Directive =>
Each line that holds the word "sauce" counts once; give the total number of such lines and nothing else.
>> Begin Dataset excerpts
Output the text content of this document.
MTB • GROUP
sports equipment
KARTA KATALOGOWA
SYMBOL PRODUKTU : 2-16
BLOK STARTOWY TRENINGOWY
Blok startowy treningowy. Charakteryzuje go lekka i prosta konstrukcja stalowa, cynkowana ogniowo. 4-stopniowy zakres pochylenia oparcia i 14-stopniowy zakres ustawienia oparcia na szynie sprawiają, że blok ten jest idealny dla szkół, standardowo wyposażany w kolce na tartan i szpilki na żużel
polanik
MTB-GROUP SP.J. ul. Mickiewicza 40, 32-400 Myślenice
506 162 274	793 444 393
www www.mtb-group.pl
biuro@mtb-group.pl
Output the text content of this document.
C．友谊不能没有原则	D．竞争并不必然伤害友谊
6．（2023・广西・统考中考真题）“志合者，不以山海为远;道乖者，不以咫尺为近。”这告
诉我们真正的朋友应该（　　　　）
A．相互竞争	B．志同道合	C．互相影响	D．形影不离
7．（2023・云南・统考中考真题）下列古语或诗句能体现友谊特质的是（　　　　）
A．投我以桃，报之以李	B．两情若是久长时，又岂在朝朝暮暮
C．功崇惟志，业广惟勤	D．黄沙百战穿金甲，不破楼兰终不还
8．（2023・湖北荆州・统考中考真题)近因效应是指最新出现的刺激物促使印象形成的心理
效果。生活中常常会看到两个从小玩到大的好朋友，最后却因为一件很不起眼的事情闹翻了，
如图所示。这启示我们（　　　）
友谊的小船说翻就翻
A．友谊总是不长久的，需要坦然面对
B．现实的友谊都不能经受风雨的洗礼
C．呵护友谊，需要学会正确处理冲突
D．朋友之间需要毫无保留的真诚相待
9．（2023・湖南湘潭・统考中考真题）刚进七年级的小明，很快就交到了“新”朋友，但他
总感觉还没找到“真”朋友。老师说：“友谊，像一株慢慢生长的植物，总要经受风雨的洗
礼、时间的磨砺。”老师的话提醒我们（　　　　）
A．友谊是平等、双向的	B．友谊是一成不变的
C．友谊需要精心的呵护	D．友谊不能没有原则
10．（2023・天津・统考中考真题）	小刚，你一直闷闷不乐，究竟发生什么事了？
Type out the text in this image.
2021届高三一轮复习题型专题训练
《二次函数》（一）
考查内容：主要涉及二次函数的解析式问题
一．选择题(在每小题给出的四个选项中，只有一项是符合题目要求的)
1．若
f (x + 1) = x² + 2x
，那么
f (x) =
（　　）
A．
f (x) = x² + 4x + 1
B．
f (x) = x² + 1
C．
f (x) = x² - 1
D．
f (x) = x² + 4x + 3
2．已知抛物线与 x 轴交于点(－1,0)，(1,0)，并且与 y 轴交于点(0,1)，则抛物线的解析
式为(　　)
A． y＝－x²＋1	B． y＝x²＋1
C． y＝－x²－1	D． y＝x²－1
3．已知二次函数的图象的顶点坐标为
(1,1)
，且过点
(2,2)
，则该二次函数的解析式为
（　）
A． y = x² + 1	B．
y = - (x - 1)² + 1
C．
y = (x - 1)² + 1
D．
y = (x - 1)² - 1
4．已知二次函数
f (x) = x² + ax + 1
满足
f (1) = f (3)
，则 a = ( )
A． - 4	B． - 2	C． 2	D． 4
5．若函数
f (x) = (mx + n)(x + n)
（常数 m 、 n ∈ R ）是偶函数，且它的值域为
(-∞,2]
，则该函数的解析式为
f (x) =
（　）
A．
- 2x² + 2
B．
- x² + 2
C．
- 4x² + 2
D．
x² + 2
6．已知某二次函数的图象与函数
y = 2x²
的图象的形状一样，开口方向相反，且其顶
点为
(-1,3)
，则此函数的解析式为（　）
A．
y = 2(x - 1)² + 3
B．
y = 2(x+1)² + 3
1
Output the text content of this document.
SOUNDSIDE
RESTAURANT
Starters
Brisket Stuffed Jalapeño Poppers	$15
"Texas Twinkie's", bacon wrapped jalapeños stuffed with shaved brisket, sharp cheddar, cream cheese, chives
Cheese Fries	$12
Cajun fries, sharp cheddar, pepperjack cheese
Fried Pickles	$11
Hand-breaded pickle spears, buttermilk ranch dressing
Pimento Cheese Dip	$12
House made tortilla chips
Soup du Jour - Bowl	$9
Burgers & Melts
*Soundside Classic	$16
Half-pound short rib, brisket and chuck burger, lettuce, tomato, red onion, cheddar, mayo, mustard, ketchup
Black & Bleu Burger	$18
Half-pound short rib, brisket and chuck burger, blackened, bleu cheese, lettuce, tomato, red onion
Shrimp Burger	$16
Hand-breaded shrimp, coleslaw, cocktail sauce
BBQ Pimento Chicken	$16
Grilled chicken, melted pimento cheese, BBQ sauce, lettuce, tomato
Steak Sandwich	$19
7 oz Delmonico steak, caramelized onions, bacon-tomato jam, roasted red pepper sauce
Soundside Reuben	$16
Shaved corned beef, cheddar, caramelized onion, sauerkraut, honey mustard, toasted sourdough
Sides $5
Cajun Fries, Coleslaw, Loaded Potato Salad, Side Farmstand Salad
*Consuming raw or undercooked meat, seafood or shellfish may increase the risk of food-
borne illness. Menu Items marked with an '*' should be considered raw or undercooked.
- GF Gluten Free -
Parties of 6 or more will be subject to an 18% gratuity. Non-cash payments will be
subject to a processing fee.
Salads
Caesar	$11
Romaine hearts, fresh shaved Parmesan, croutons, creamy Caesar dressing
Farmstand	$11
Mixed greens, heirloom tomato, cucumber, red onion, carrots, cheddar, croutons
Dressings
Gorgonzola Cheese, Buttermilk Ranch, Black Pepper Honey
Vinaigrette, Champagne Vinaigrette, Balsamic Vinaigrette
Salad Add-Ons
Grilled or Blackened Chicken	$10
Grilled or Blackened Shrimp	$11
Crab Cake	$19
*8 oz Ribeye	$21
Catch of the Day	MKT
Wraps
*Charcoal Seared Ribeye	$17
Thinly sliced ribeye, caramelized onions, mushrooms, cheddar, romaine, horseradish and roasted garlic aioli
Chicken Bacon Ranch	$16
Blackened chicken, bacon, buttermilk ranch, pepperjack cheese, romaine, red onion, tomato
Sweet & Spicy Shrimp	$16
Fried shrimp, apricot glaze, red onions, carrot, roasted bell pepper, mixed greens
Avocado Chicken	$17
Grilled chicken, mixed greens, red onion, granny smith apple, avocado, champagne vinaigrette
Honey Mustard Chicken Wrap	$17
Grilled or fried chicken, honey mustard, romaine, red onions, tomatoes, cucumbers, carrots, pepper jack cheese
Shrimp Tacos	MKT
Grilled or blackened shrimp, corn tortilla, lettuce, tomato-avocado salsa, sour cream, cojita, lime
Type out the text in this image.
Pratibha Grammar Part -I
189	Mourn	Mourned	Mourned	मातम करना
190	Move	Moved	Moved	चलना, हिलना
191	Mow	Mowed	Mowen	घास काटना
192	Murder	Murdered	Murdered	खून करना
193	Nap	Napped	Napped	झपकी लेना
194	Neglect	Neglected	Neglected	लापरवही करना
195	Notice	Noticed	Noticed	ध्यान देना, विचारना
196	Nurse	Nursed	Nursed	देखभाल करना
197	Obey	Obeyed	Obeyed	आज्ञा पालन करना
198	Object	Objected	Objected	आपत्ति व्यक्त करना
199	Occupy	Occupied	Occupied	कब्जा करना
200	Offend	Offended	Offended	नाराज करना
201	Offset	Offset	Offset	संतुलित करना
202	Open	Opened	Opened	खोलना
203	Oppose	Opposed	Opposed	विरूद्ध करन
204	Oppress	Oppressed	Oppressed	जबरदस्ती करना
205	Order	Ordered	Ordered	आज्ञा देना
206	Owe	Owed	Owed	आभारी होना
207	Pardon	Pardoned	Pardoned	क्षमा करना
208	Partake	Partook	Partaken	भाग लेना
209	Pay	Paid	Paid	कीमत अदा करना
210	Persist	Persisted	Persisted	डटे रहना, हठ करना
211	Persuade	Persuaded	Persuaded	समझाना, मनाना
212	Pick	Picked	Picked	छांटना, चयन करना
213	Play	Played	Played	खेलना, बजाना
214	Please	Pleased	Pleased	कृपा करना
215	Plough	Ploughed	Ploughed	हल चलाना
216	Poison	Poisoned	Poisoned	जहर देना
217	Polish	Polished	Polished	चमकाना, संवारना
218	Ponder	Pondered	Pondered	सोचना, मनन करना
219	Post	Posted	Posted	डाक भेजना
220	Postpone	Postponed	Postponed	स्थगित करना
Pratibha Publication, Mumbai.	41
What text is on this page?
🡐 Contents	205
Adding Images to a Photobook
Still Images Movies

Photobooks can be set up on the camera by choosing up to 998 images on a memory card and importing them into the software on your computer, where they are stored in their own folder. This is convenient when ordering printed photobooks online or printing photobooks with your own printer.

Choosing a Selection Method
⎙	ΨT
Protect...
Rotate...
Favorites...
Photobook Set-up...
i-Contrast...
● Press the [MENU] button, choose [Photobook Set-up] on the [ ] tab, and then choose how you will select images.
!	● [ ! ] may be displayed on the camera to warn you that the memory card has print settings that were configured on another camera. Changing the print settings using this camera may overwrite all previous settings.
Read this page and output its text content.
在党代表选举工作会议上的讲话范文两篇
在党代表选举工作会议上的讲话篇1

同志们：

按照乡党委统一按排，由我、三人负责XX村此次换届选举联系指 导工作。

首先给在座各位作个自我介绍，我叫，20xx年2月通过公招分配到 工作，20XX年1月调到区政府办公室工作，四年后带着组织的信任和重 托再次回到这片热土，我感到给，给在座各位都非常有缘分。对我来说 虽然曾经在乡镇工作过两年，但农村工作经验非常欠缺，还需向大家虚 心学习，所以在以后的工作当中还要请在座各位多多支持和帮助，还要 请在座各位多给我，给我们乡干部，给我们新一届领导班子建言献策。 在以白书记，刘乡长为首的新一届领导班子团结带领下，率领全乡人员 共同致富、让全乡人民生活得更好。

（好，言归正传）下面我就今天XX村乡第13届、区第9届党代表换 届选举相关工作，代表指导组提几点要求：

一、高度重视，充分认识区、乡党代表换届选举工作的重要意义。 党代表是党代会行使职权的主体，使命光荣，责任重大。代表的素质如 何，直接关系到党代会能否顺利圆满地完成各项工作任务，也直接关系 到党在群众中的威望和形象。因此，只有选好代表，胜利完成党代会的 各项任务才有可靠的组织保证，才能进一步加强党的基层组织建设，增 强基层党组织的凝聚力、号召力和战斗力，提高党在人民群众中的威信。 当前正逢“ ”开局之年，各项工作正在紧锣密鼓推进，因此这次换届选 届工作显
>> End Dataset excerpts
Output for this exercise =>
3